Dataset records
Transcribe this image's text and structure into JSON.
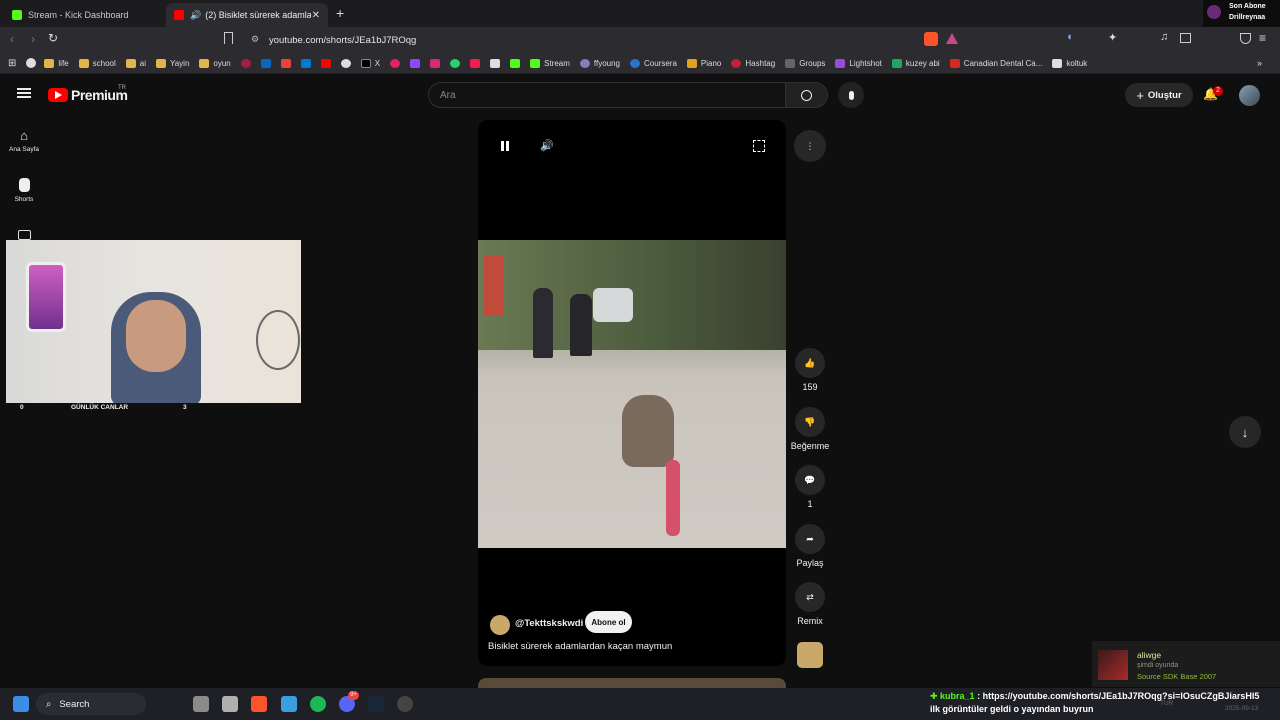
{
  "browser": {
    "tabs": [
      {
        "title": "Stream - Kick Dashboard",
        "favicon_color": "#53fc18"
      },
      {
        "title": "(2) Bisiklet sürerek adamlardan",
        "favicon_color": "#ff0000"
      }
    ],
    "new_tab_label": "+",
    "address": "youtube.com/shorts/JEa1bJ7ROqg",
    "bookmarks": [
      "life",
      "school",
      "ai",
      "Yayin",
      "oyun",
      "X",
      "Stream",
      "ffyoung",
      "Coursera",
      "Piano",
      "Hashtag",
      "Groups",
      "Lightshot",
      "kuzey abi",
      "Canadian Dental Ca...",
      "koltuk"
    ]
  },
  "follower_widget": {
    "line1": "Son Abone",
    "line2": "Drillreynaa"
  },
  "youtube": {
    "logo_text": "Premium",
    "logo_sup": "TR",
    "search_placeholder": "Ara",
    "create_label": "Oluştur",
    "notification_count": "2",
    "sidebar": [
      {
        "label": "Ana Sayfa",
        "icon": "home-icon"
      },
      {
        "label": "Shorts",
        "icon": "shorts-icon"
      }
    ],
    "short": {
      "channel": "@Tekttskskwdi",
      "subscribe_label": "Abone ol",
      "title": "Bisiklet sürerek adamlardan kaçan maymun"
    },
    "actions": {
      "likes": "159",
      "dislike_label": "Beğenme",
      "comments": "1",
      "share_label": "Paylaş",
      "remix_label": "Remix"
    }
  },
  "webcam": {
    "left_count": "0",
    "label": "GÜNLÜK CANLAR",
    "right_count": "3"
  },
  "notification": {
    "user": "aliwge",
    "status": "şimdi oyunda",
    "game": "Source SDK Base 2007"
  },
  "chat": {
    "user": "kubra_1",
    "message": ": https://youtube.com/shorts/JEa1bJ7ROqg?si=lOsuCZgBJiarsHI5",
    "message2": "ilk görüntüler geldi o yayından buyrun"
  },
  "taskbar": {
    "search_label": "Search",
    "tray_lang": "TUR",
    "date": "2025-09-13",
    "discord_badge": "9+"
  },
  "colors": {
    "accent_red": "#ff0000",
    "kick_green": "#53fc18",
    "chat_green": "#53fc18"
  }
}
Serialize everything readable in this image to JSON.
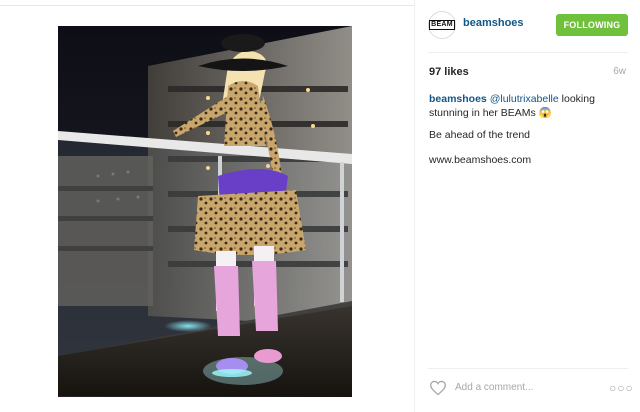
{
  "post": {
    "username": "beamshoes",
    "avatar_text": "BEAM",
    "follow_label": "FOLLOWING",
    "likes": "97 likes",
    "age": "6w",
    "caption": {
      "user": "beamshoes",
      "mention": "@lulutrixabelle",
      "text": "looking stunning in her BEAMs",
      "emoji": "😱"
    },
    "line2": "Be ahead of the trend",
    "line3": "www.beamshoes.com",
    "comment_placeholder": "Add a comment...",
    "more_label": "○○○"
  },
  "colors": {
    "accent": "#125688",
    "follow_green": "#6fc03a",
    "muted": "#a5a7aa"
  },
  "icons": [
    "heart-icon",
    "more-icon"
  ]
}
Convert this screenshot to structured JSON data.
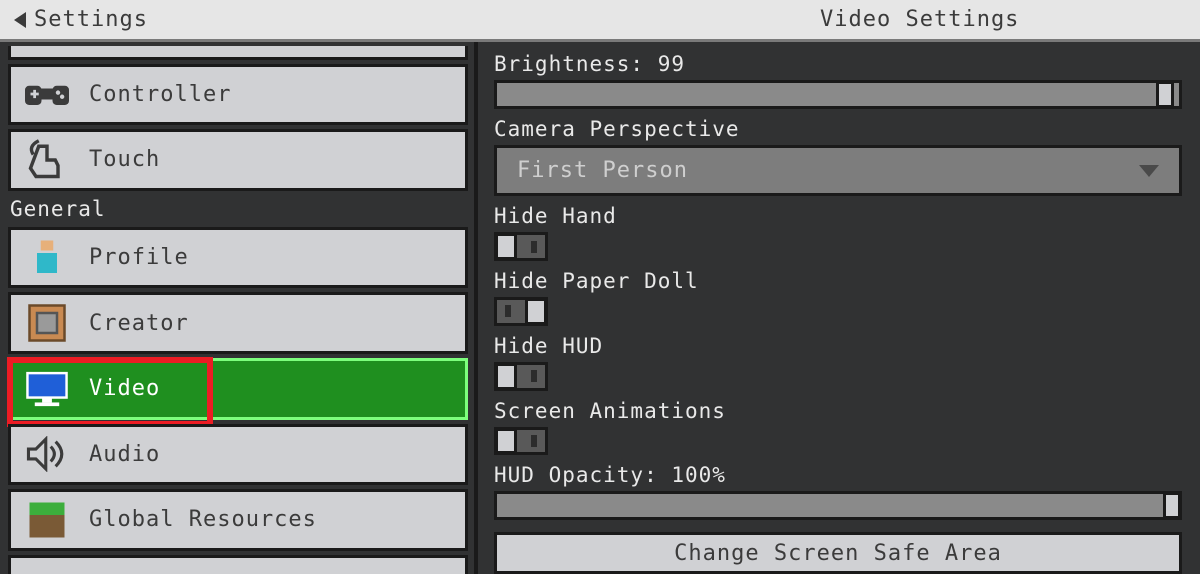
{
  "header": {
    "back_label": "Settings",
    "title": "Video Settings"
  },
  "sidebar": {
    "top_partial_visible": true,
    "items": [
      {
        "id": "controller",
        "label": "Controller",
        "icon": "controller-icon",
        "selected": false
      },
      {
        "id": "touch",
        "label": "Touch",
        "icon": "touch-icon",
        "selected": false
      }
    ],
    "section_label": "General",
    "general_items": [
      {
        "id": "profile",
        "label": "Profile",
        "icon": "profile-icon",
        "selected": false
      },
      {
        "id": "creator",
        "label": "Creator",
        "icon": "command-block-icon",
        "selected": false
      },
      {
        "id": "video",
        "label": "Video",
        "icon": "monitor-icon",
        "selected": true,
        "highlighted": true
      },
      {
        "id": "audio",
        "label": "Audio",
        "icon": "speaker-icon",
        "selected": false
      },
      {
        "id": "global-resources",
        "label": "Global Resources",
        "icon": "grass-block-icon",
        "selected": false
      }
    ],
    "bottom_partial_visible": true
  },
  "pane": {
    "brightness_label": "Brightness: 99",
    "brightness_pct": 99,
    "camera_label": "Camera Perspective",
    "camera_value": "First Person",
    "hide_hand_label": "Hide Hand",
    "hide_hand_on": false,
    "hide_paper_doll_label": "Hide Paper Doll",
    "hide_paper_doll_on": true,
    "hide_hud_label": "Hide HUD",
    "hide_hud_on": false,
    "screen_anim_label": "Screen Animations",
    "screen_anim_on": false,
    "hud_opacity_label": "HUD Opacity: 100%",
    "hud_opacity_pct": 100,
    "bottom_button_label": "Change Screen Safe Area"
  },
  "colors": {
    "selected_bg": "#1f8f1f",
    "highlight_border": "#ec1c24"
  }
}
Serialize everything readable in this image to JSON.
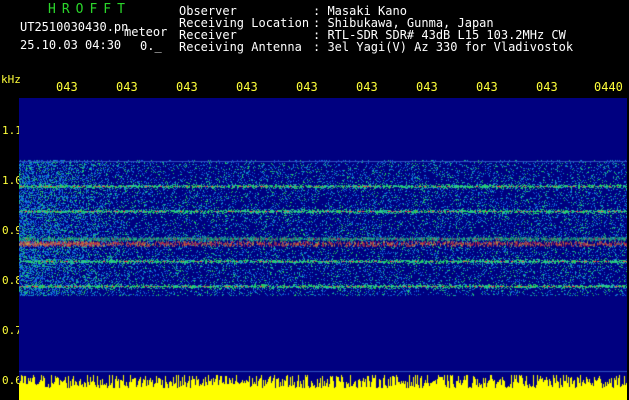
{
  "header": {
    "app_title": "HROFFT",
    "filename": "UT2510030430.pn",
    "file_type": "meteor",
    "datetime": "25.10.03 04:30",
    "counter": "0._",
    "info": [
      {
        "label": "Observer",
        "value": ": Masaki Kano"
      },
      {
        "label": "Receiving Location",
        "value": ": Shibukawa, Gunma, Japan"
      },
      {
        "label": "Receiver",
        "value": ": RTL-SDR SDR# 43dB L15 103.2MHz CW"
      },
      {
        "label": "Receiving Antenna",
        "value": ": 3el Yagi(V) Az 330 for Vladivostok"
      }
    ]
  },
  "axis": {
    "unit": "kHz",
    "y_ticks": [
      "1.1",
      "1.0",
      "0.9",
      "0.8",
      "0.7",
      "0.6"
    ],
    "time_labels": [
      "043",
      "043",
      "043",
      "043",
      "043",
      "043",
      "043",
      "043",
      "043",
      "0440"
    ]
  },
  "colors": {
    "background": "#000000",
    "plot_background": "#000080",
    "signal_line": "#ff3030",
    "noise_green": "#20d060",
    "baseline": "#ffff00",
    "text_yellow": "#ffff3a",
    "title_green": "#2bd62b"
  },
  "spectrogram": {
    "band_top_khz": 1.04,
    "band_bottom_khz": 0.77,
    "signal_lines_khz": [
      0.99,
      0.94,
      0.885,
      0.84,
      0.79
    ],
    "strong_line_khz": 0.875
  }
}
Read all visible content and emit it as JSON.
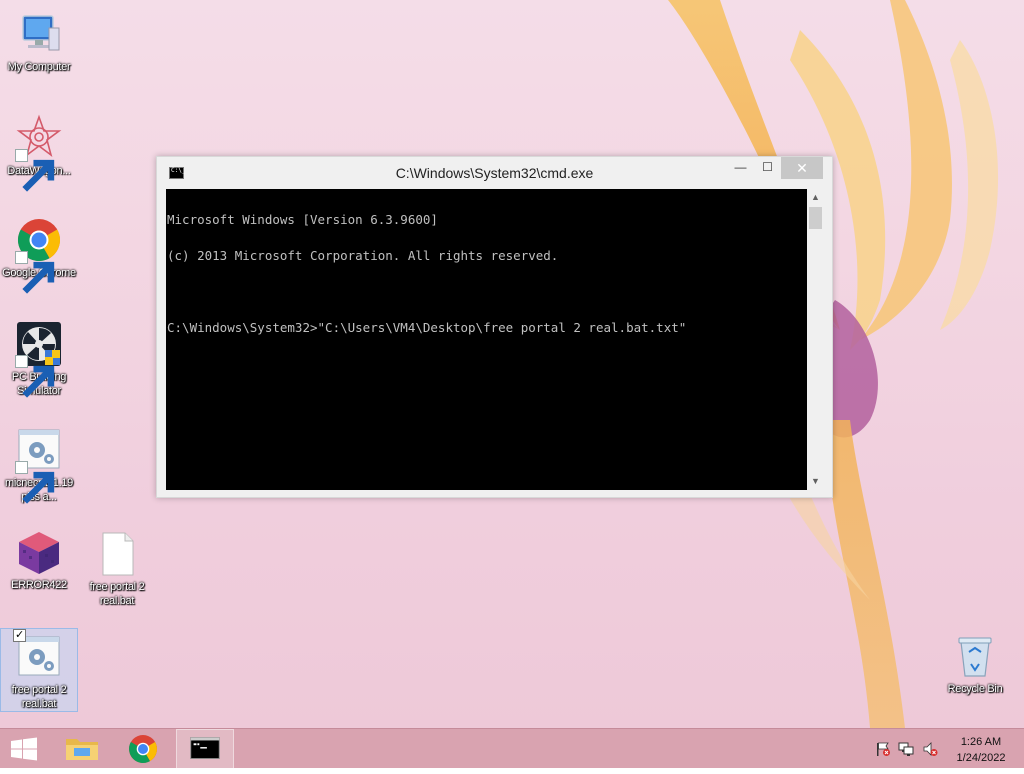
{
  "desktop_icons": [
    {
      "id": "my-computer",
      "label": "My Computer"
    },
    {
      "id": "datawagon",
      "label": "DataWagon..."
    },
    {
      "id": "google-chrome",
      "label": "Google Chrome"
    },
    {
      "id": "pc-building-simulator",
      "label": "PC Building Simulator"
    },
    {
      "id": "minecraft-shortcut",
      "label": "micnecraf 1.19 piss a..."
    },
    {
      "id": "error422",
      "label": "ERROR422"
    },
    {
      "id": "free-portal-2-txt",
      "label": "free portal 2 real.bat"
    },
    {
      "id": "free-portal-2-bat",
      "label": "free portal 2 real.bat"
    },
    {
      "id": "recycle-bin",
      "label": "Recycle Bin"
    }
  ],
  "cmd_window": {
    "title": "C:\\Windows\\System32\\cmd.exe",
    "icon_text": "C:\\_",
    "minimize_symbol": "—",
    "maximize_symbol": "☐",
    "close_symbol": "✕",
    "console_lines": [
      "Microsoft Windows [Version 6.3.9600]",
      "(c) 2013 Microsoft Corporation. All rights reserved.",
      "",
      "C:\\Windows\\System32>\"C:\\Users\\VM4\\Desktop\\free portal 2 real.bat.txt\""
    ],
    "scroll_up_symbol": "▲",
    "scroll_down_symbol": "▼"
  },
  "taskbar": {
    "items": [
      {
        "id": "start",
        "icon": "windows-logo-icon"
      },
      {
        "id": "file-explorer",
        "icon": "folder-icon"
      },
      {
        "id": "chrome",
        "icon": "chrome-icon"
      },
      {
        "id": "cmd",
        "icon": "cmd-icon"
      }
    ],
    "tray": {
      "icons": [
        "action-center-flag-icon",
        "network-icon",
        "volume-muted-icon"
      ],
      "time": "1:26 AM",
      "date": "1/24/2022"
    }
  },
  "colors": {
    "console_bg": "#000000",
    "console_text": "#c0c0c0",
    "taskbar": "#d9a3b0",
    "close_button": "#c7c7c7"
  }
}
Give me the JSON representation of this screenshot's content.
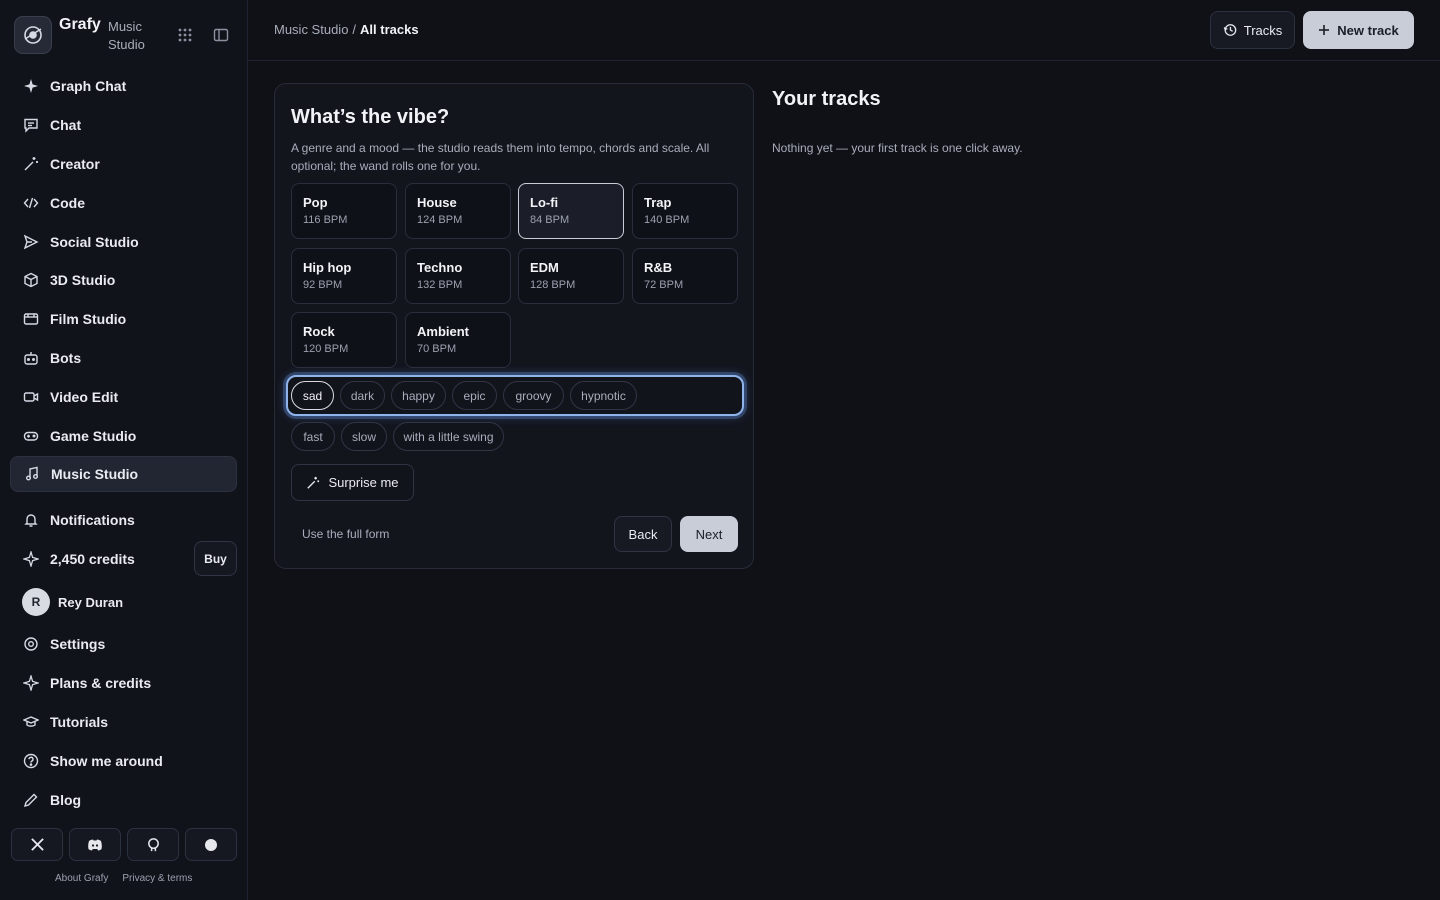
{
  "brand": {
    "name": "Grafy",
    "section": "Music Studio"
  },
  "sidebar": {
    "nav": [
      {
        "label": "Graph Chat",
        "icon": "sparkle-icon"
      },
      {
        "label": "Chat",
        "icon": "chat-icon"
      },
      {
        "label": "Creator",
        "icon": "wand-icon"
      },
      {
        "label": "Code",
        "icon": "code-icon"
      },
      {
        "label": "Social Studio",
        "icon": "send-icon"
      },
      {
        "label": "3D Studio",
        "icon": "cube-icon"
      },
      {
        "label": "Film Studio",
        "icon": "film-icon"
      },
      {
        "label": "Bots",
        "icon": "bot-icon"
      },
      {
        "label": "Video Edit",
        "icon": "video-icon"
      },
      {
        "label": "Game Studio",
        "icon": "gamepad-icon"
      },
      {
        "label": "Music Studio",
        "icon": "music-icon",
        "active": true
      }
    ],
    "notifications": "Notifications",
    "credits": "2,450 credits",
    "buy": "Buy",
    "user": {
      "initial": "R",
      "name": "Rey Duran"
    },
    "bottom": [
      {
        "label": "Settings",
        "icon": "gear-icon"
      },
      {
        "label": "Plans & credits",
        "icon": "sparkle-icon"
      },
      {
        "label": "Tutorials",
        "icon": "graduation-cap-icon"
      },
      {
        "label": "Show me around",
        "icon": "help-circle-icon"
      },
      {
        "label": "Blog",
        "icon": "pencil-icon"
      }
    ],
    "social": [
      "x-icon",
      "discord-icon",
      "github-icon",
      "circle-icon"
    ],
    "footer": {
      "about": "About Grafy",
      "privacy": "Privacy & terms"
    }
  },
  "header": {
    "breadcrumb": {
      "parent": "Music Studio",
      "sep": "/",
      "current": "All tracks"
    },
    "tracks_btn": "Tracks",
    "new_track_btn": "New track"
  },
  "wizard": {
    "title": "What’s the vibe?",
    "description": "A genre and a mood — the studio reads them into tempo, chords and scale. All optional; the wand rolls one for you.",
    "genres": [
      {
        "name": "Pop",
        "bpm": "116 BPM"
      },
      {
        "name": "House",
        "bpm": "124 BPM"
      },
      {
        "name": "Lo-fi",
        "bpm": "84 BPM",
        "selected": true
      },
      {
        "name": "Trap",
        "bpm": "140 BPM"
      },
      {
        "name": "Hip hop",
        "bpm": "92 BPM"
      },
      {
        "name": "Techno",
        "bpm": "132 BPM"
      },
      {
        "name": "EDM",
        "bpm": "128 BPM"
      },
      {
        "name": "R&B",
        "bpm": "72 BPM"
      },
      {
        "name": "Rock",
        "bpm": "120 BPM"
      },
      {
        "name": "Ambient",
        "bpm": "70 BPM"
      }
    ],
    "moods": [
      "sad",
      "dark",
      "happy",
      "epic",
      "groovy",
      "hypnotic"
    ],
    "moods_selected": "sad",
    "tempo_chips": [
      "fast",
      "slow",
      "with a little swing"
    ],
    "surprise": "Surprise me",
    "full_form": "Use the full form",
    "back": "Back",
    "next": "Next"
  },
  "tracks_panel": {
    "title": "Your tracks",
    "empty": "Nothing yet — your first track is one click away."
  },
  "colors": {
    "bg": "#0f1117",
    "accent": "#c9cdd8",
    "focus_ring": "#8fb4ea"
  }
}
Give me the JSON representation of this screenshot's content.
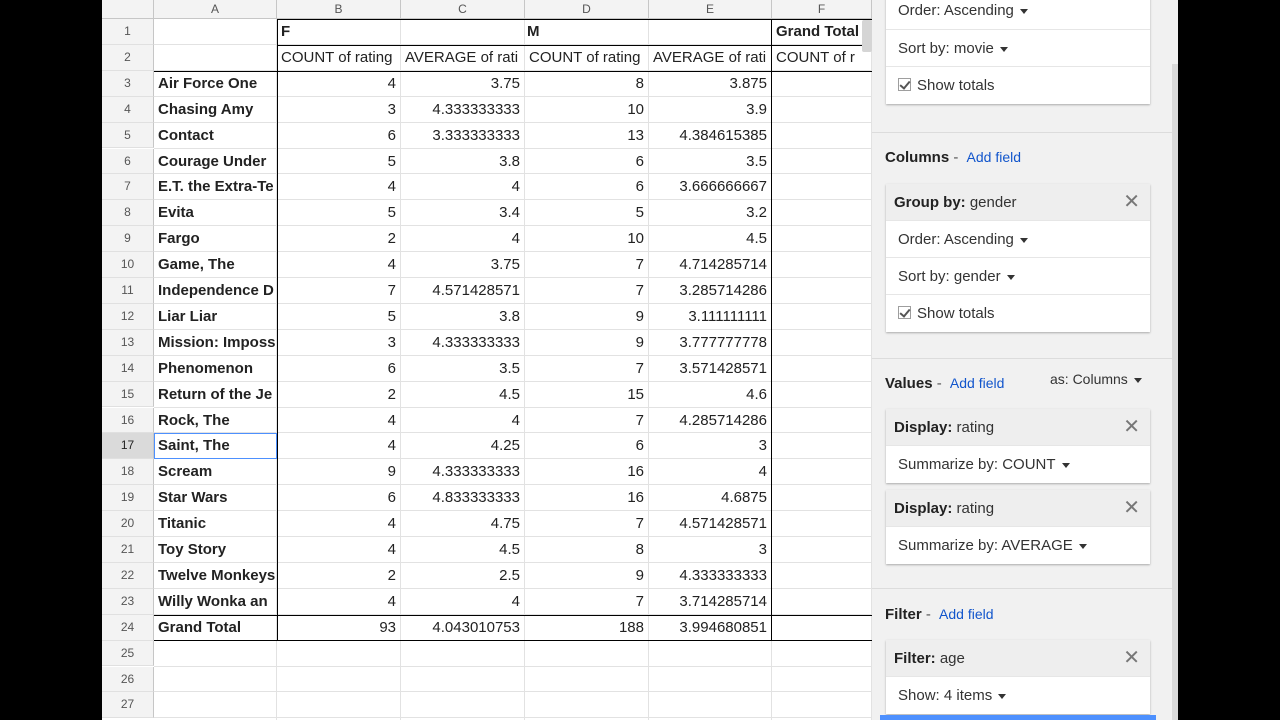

** What the exercise asks **
Say how many lines in the records contain the string "Bisiklet", and say nothing else.

** Solution below **
2